MaplePrimes - answers and comments on Question, Pulling a connection back

Try this...

Torre — Sun, 18 Sep 2011 02:10:27 Z

If I were in this situation, I would solve the equations defining the map i: S -> M for the coordinates of S in terms of those of M. If (x, y, z) are coordintes on M and (u,v) are coordinates on S, this transformation would have equations of the form [u=u(x,y,z), v=v(x,y,z)]. Define this as a another DifferentialGeometry transformation. Use this second transformation in the PushForward command as the second argument (the first argument being the map i). This should give you vector fields on M you can differentiate.

See Example 7 in the help page and see also "PullbackVector".

Does this help?

Charlie Torre

Trying to implement a pulled back connection

kostja — Sun, 18 Sep 2011 17:37:11 Z

Hello all,

I tried to define some methods, that construct for a given Transformation i:S->M the pulled back Vectorbundle i^*TM over S, which consists of Vectorfields along i, i.e. Y=X ° i, with X Vectorfield on M.

I have defined a method, TangentBundle(j,TjN) (wrong name, isn't it?), which takes a Transformation j from one frame into another and a specifier TjN and constructs a new bundle frame:

DGsetup([vars of Domain],[vars of Range],TjN)

Then, there is the method TangenVectors(j,TjN), which constructs the Pushforward(j,FrameBaseVectors of Domain) in TjN.

And finally, there is the method PullbackConnection(i,TjN,C), which takes again, a Transformation and the above constructed bundle, and should return the pulled back connection C in TjN. If C has christoffel symbols Gamma_ab^c, than the pulled back connection should have the symbols Gamma_ab^c j^a_k, there j^a_k is the jacobian of the transformation j. Unfortunately I get an error at the end of this method, which is:

Error, (in InfoProcTable["TensorDensityType"]) improper op or subscript selector

Please help me to figure out, what is going on. I think I could figure out the failure. I'm going to test this solution.

******

### PROBLEM SET
A. Condense the paragraph of the MaplePrimes thread that begins "If I were in this situation" into a short list of steps, keeping its main facts.
B. Repeat the MaplePrimes thread from "If I were in" up to and including "you can differentiate.".
C. Go on with the MaplePrimes thread about pulling back a connection, beginning right after its final sentence.
The data entries have no connection to the MaplePrimes thread.

(Data entries)
******

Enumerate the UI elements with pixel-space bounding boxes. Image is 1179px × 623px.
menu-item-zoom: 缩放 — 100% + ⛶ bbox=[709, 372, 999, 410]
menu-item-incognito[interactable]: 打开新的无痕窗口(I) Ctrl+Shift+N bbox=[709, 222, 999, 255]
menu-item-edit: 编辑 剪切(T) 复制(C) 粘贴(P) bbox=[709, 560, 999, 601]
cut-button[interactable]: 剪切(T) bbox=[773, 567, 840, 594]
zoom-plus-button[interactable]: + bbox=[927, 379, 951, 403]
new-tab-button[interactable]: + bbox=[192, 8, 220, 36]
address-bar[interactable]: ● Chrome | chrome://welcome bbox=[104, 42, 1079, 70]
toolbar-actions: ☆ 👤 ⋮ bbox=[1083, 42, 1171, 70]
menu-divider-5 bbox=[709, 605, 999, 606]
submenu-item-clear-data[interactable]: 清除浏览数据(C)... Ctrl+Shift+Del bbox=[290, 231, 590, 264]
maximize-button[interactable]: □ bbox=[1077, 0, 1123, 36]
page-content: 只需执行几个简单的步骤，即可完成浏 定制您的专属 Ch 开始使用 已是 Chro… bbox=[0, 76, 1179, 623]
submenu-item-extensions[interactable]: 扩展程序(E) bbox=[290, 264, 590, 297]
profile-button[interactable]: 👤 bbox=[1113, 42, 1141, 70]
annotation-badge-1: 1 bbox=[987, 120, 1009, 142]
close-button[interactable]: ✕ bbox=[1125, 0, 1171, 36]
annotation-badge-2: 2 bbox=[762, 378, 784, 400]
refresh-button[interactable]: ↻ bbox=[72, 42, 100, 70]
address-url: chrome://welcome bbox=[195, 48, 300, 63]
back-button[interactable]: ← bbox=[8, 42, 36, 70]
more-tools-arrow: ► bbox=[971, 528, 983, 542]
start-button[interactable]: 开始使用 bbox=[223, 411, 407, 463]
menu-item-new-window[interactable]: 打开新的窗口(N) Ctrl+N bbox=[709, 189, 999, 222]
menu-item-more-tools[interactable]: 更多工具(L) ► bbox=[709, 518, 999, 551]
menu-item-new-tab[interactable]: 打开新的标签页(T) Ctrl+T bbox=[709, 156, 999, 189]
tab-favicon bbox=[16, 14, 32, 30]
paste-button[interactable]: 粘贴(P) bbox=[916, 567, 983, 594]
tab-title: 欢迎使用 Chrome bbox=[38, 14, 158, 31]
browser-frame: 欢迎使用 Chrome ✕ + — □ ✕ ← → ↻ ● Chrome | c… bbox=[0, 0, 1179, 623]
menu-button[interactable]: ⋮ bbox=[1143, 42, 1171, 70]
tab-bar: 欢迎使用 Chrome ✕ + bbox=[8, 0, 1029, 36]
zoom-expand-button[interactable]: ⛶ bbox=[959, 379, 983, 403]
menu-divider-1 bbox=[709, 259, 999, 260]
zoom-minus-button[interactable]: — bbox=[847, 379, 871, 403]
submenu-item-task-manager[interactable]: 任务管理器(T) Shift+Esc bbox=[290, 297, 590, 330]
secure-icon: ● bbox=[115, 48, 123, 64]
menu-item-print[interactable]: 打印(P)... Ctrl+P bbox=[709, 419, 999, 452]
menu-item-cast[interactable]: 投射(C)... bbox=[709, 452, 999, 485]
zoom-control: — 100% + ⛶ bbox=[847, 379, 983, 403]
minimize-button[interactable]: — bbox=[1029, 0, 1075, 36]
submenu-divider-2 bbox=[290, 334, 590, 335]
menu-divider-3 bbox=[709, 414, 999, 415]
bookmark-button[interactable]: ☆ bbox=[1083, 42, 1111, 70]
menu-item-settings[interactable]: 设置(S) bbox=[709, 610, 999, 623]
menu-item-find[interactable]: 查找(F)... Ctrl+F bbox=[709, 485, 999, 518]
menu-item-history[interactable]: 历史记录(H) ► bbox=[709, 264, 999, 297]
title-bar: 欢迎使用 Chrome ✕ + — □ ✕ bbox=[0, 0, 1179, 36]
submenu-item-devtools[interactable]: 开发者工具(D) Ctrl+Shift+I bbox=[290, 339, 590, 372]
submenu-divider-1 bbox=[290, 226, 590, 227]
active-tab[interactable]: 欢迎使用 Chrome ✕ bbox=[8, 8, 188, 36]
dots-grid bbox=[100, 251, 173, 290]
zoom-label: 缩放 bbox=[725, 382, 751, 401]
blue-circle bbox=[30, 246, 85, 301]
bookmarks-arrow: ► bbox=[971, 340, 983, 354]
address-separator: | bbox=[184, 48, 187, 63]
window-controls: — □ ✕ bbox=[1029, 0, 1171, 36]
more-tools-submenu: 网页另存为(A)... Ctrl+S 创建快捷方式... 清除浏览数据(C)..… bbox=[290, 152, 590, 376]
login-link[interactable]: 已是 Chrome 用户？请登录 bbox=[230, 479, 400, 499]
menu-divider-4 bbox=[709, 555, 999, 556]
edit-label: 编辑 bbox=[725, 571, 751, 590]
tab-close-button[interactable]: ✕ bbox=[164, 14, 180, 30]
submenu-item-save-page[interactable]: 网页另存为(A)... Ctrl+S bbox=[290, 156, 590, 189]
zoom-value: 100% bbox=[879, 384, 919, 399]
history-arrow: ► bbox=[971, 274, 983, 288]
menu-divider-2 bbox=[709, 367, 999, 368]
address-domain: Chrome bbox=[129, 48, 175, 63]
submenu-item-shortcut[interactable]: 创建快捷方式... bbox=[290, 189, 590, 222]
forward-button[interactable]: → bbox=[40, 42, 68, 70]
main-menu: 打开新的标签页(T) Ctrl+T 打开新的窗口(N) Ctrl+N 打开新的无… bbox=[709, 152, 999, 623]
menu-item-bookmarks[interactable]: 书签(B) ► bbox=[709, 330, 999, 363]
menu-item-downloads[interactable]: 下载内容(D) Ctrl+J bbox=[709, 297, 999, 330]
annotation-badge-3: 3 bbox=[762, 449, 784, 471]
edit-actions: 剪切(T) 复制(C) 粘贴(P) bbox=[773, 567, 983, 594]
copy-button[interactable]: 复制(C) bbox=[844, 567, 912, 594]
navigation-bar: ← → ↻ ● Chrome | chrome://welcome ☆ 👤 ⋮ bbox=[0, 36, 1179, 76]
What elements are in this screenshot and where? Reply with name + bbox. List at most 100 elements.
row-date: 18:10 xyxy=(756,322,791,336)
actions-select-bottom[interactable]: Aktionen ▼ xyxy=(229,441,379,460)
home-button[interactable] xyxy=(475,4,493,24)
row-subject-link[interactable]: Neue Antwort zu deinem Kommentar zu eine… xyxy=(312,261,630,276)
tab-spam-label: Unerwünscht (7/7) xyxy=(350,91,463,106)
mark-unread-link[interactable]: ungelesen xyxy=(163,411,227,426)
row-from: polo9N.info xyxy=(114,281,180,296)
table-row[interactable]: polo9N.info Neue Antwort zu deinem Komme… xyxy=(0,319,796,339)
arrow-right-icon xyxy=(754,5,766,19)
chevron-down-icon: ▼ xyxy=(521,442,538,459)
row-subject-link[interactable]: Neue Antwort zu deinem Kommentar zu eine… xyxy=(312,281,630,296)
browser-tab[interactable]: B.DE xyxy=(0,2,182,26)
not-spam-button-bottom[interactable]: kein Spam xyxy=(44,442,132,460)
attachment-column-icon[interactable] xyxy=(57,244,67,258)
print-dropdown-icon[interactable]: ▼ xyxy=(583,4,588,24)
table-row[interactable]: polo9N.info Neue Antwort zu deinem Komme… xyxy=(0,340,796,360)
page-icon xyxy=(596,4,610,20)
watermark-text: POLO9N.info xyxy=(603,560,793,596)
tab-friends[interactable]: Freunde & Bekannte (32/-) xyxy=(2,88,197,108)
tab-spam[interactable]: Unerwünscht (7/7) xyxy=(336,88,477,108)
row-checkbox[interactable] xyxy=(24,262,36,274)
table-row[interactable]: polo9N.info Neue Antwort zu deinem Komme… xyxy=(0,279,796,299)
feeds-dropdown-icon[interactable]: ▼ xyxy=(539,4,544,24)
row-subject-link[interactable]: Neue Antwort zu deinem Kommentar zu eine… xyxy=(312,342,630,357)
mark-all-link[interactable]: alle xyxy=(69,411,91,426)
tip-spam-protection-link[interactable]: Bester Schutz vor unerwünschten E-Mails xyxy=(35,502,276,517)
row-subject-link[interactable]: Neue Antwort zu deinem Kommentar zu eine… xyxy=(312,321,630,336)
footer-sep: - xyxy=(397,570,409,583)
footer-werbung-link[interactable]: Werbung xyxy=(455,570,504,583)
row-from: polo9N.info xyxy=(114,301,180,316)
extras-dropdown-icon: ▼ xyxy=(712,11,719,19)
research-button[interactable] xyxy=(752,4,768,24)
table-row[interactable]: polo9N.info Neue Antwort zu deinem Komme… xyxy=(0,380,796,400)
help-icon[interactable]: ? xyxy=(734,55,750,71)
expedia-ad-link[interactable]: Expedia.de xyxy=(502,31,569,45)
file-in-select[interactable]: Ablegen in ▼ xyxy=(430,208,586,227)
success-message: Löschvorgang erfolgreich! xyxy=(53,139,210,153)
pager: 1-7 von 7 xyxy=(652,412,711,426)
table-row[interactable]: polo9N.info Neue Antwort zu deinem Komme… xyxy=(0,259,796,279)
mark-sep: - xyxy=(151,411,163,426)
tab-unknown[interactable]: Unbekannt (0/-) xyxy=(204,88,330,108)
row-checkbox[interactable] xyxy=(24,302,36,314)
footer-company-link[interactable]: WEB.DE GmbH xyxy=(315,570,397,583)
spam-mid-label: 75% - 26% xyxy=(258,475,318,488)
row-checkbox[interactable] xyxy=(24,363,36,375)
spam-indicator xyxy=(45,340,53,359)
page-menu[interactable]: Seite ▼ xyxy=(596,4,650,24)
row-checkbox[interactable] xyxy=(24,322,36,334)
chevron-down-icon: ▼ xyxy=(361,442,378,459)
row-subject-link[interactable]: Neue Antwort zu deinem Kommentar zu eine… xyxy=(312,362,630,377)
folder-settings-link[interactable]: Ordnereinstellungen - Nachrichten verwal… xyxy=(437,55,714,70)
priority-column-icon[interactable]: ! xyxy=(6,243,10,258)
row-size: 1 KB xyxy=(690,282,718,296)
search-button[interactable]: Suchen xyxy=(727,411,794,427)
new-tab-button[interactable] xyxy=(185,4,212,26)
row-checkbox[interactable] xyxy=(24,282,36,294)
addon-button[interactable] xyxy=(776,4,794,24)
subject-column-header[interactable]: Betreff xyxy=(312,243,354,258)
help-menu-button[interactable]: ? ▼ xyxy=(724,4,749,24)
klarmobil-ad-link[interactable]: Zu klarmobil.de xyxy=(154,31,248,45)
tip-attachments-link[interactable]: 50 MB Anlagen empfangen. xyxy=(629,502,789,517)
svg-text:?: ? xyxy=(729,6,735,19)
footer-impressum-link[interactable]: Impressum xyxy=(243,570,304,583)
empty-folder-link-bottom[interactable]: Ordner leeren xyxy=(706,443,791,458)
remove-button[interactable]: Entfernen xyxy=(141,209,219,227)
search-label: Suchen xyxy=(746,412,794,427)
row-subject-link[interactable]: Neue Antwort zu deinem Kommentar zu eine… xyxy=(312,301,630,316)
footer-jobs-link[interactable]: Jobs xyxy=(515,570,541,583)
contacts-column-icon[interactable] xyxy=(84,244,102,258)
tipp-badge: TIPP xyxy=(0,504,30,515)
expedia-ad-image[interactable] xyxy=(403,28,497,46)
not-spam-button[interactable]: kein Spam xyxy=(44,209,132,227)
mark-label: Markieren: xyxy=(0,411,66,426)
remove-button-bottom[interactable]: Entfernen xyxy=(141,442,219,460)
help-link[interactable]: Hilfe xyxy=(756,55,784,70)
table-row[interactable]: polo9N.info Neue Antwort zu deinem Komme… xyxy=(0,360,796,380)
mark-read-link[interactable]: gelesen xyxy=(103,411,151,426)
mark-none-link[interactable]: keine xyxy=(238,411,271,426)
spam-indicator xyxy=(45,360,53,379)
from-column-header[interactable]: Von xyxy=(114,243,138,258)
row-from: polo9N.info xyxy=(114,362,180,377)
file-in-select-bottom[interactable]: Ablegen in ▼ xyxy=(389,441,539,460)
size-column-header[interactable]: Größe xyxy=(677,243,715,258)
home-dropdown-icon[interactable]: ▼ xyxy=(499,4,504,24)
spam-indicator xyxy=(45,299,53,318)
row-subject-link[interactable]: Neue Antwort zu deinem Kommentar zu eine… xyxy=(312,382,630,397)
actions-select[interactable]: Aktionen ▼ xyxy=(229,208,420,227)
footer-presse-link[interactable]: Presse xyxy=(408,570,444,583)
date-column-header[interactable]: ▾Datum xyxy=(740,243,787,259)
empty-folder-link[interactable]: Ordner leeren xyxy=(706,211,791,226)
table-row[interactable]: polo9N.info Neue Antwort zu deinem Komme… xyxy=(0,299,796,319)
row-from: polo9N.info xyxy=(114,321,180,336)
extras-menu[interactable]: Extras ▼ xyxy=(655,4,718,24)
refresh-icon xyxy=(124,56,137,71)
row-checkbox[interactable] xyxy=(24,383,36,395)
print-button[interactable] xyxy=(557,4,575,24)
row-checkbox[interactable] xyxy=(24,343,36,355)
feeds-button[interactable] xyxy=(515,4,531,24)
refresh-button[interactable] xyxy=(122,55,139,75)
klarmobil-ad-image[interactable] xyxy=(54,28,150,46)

******

### REPLIES
A.
- Solve the equations defining the map i: S -> M for the coordinates of S in terms of those of M.
- With (x, y, z) as coordinates on M and (u, v) as coordinates on S, this gives a transformation of the form [u=u(x,y,z), v=v(x,y,z)].
- Define this as another DifferentialGeometry transformation.
- Pass it as the second argument to PushForward, with the map i as the first argument.
- The result should be vector fields on M that can be differentiated.

B.
If I were in this situation, I would solve the equations defining the map i: S -> M for the coordinates of S in terms of those of M. If (x, y, z) are coordintes on M and (u,v) are coordinates on S, this transformation would have equations of the form [u=u(x,y,z), v=v(x,y,z)]. Define this as a another DifferentialGeometry transformation. Use this second transformation in the PushForward command as the second argument (the first argument being the map i). This should give you vector fields on M you can differentiate.

C.
I have attached the file to this anwser: tangentbundle.mw

Kind regards
Konstantin

Not quite what I wanted to do...

kostja — Sun, 18 Sep 2011 17:37:29 Z

Hi!

Thank you for your suggestions. I didn't looked into the PullbackVector method, because I thought I need a diffeomorphism to be able to pull back vectors (in differential geometry you, do: f^* X = f_*^(-1) X ° f).

It's also not quite what I want to do, if I would be able to find a right inverse for the imbedding map. Because in the end, I would get a vectorfiled on M, and not on S, what I'm looking for.

I have tried to construct the pulled back bundle and to pull back the connection from M to it. Maybe you can help me with it. There's a little failure in it, I can't figure out. (See my anwser on the question please.)

Kind regards
Konstantin

I misunderstood, I guess. I thought you were

Torre — Sun, 18 Sep 2011 18:42:48 Z

I misunderstood, I guess. I thought you were trying to covariantly differentiate vector fields on M.

I suspect I still don't know quite what you are after.

If you simply want to pullback a connection from M to S, you can do this with PushPullTensor applied to the connection on M. First argument should be a Transformation from N to S, with the expression of coordinates on S in terms those on M. Second argument should be the map (i) embedding S into M.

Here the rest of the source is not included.